▶ [Task objective]: Copy out the entries exactly, from the first line to the last.

++++++++

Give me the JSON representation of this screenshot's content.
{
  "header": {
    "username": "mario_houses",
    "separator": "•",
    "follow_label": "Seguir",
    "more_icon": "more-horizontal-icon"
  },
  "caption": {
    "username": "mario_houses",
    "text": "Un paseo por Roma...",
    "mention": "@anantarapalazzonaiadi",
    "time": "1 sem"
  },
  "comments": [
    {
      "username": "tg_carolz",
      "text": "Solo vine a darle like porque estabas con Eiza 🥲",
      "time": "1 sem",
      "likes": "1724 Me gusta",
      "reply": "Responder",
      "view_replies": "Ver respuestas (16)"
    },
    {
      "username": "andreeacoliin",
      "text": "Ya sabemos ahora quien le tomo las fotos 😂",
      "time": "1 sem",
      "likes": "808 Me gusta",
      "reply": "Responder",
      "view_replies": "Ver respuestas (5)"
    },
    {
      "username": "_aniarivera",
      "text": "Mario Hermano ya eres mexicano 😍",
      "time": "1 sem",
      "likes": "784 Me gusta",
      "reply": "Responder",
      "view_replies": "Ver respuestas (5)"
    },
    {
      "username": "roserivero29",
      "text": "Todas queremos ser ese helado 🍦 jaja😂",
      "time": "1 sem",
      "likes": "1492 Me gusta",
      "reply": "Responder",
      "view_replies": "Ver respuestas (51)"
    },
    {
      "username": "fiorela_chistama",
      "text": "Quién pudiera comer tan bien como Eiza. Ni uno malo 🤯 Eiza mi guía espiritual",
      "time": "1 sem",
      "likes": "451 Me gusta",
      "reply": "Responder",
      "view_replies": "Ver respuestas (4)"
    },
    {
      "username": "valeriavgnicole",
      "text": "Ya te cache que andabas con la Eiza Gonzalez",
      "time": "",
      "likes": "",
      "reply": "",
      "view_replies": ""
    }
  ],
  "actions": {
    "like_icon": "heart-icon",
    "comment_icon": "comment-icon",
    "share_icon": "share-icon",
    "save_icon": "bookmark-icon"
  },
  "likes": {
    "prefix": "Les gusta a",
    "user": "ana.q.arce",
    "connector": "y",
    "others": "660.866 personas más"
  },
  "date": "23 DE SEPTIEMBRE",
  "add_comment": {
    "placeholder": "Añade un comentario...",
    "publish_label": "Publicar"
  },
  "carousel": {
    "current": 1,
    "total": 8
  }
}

++++++++

▶ [The solution]:
Give me the JSON representation of this screenshot's content.
{
  "header": {
    "username": "mario_houses",
    "separator": "•",
    "follow_label": "Seguir",
    "more_icon": "more-horizontal-icon"
  },
  "caption": {
    "username": "mario_houses",
    "text": "Un paseo por Roma...",
    "mention": "@anantarapalazzonaiadi",
    "time": "1 sem"
  },
  "comments": [
    {
      "username": "tg_carolz",
      "text": "Solo vine a darle like porque estabas con Eiza 🥲",
      "time": "1 sem",
      "likes": "1724 Me gusta",
      "reply": "Responder",
      "view_replies": "Ver respuestas (16)"
    },
    {
      "username": "andreeacoliin",
      "text": "Ya sabemos ahora quien le tomo las fotos 😂",
      "time": "1 sem",
      "likes": "808 Me gusta",
      "reply": "Responder",
      "view_replies": "Ver respuestas (5)"
    },
    {
      "username": "_aniarivera",
      "text": "Mario Hermano ya eres mexicano 😍",
      "time": "1 sem",
      "likes": "784 Me gusta",
      "reply": "Responder",
      "view_replies": "Ver respuestas (5)"
    },
    {
      "username": "roserivero29",
      "text": "Todas queremos ser ese helado 🍦 jaja😂",
      "time": "1 sem",
      "likes": "1492 Me gusta",
      "reply": "Responder",
      "view_replies": "Ver respuestas (51)"
    },
    {
      "username": "fiorela_chistama",
      "text": "Quién pudiera comer tan bien como Eiza. Ni uno malo 🤯 Eiza mi guía espiritual",
      "time": "1 sem",
      "likes": "451 Me gusta",
      "reply": "Responder",
      "view_replies": "Ver respuestas (4)"
    },
    {
      "username": "valeriavgnicole",
      "text": "Ya te cache que andabas con la Eiza Gonzalez",
      "time": "",
      "likes": "",
      "reply": "",
      "view_replies": ""
    }
  ],
  "actions": {
    "like_icon": "heart-icon",
    "comment_icon": "comment-icon",
    "share_icon": "share-icon",
    "save_icon": "bookmark-icon"
  },
  "likes": {
    "prefix": "Les gusta a",
    "user": "ana.q.arce",
    "connector": "y",
    "others": "660.866 personas más"
  },
  "date": "23 DE SEPTIEMBRE",
  "add_comment": {
    "placeholder": "Añade un comentario...",
    "publish_label": "Publicar"
  },
  "carousel": {
    "current": 1,
    "total": 8
  }
}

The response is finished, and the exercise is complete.